Extract every line from the records below that contains the word "podium".
+++ INPUT MATERIAL +++
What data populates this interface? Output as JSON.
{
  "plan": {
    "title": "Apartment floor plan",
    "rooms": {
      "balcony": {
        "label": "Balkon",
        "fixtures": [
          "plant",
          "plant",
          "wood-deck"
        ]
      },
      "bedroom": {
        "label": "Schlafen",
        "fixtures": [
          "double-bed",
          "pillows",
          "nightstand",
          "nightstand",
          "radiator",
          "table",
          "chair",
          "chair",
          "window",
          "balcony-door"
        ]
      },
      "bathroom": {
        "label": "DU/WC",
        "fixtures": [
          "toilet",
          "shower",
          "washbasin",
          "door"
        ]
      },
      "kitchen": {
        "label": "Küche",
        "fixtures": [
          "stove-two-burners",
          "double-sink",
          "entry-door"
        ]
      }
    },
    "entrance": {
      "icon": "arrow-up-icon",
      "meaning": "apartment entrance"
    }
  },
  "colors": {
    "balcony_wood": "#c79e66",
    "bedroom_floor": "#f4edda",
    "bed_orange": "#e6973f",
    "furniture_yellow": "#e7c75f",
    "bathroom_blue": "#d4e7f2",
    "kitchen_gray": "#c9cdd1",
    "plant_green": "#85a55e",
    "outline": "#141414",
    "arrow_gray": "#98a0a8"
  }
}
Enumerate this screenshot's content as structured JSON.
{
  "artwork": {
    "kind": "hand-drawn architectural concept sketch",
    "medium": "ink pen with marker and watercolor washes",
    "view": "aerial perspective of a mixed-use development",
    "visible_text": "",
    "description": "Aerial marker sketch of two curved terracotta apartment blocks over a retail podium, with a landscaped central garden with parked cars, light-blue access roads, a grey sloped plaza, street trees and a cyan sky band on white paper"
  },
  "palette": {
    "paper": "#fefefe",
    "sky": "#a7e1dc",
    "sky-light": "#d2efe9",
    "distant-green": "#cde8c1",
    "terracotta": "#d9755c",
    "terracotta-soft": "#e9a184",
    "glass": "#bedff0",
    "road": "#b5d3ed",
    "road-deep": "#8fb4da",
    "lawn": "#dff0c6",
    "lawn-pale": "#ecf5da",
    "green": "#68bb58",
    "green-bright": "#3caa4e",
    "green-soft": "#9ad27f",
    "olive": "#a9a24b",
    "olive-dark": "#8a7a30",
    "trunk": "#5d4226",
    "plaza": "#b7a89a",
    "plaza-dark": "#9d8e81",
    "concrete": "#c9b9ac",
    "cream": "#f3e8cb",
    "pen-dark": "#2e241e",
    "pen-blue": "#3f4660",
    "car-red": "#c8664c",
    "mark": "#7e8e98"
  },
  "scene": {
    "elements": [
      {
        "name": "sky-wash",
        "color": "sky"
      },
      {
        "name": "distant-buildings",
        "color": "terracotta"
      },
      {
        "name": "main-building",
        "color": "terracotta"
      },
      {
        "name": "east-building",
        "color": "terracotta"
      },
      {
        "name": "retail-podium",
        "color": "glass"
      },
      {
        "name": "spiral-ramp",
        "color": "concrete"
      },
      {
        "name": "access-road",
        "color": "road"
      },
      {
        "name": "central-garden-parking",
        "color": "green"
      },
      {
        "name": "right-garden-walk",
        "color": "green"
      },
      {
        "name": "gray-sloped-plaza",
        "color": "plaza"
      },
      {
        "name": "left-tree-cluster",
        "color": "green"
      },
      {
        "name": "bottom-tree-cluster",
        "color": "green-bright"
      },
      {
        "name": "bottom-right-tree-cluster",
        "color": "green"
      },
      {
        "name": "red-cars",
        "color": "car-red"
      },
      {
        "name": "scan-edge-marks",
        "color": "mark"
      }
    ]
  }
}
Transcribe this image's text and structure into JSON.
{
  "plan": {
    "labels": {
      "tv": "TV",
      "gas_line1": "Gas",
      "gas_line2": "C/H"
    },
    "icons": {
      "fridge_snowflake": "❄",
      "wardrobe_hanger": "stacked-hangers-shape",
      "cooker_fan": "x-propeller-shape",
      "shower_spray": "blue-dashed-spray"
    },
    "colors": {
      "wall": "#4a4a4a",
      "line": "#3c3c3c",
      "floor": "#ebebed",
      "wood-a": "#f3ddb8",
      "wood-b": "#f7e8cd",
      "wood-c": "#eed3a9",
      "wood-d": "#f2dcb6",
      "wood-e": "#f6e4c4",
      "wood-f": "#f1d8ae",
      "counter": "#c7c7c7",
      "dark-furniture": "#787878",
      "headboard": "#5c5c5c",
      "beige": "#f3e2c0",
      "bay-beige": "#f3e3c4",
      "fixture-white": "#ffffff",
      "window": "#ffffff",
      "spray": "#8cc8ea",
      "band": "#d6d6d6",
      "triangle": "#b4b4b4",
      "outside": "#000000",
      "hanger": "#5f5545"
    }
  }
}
+++
- THE ANSWER -
    "description": "Aerial marker sketch of two curved terracotta apartment blocks over a retail podium, with a landscaped central garden with parked cars, light-blue access roads, a grey sloped plaza, street trees and a cyan sky band on white paper"
        "name": "retail-podium",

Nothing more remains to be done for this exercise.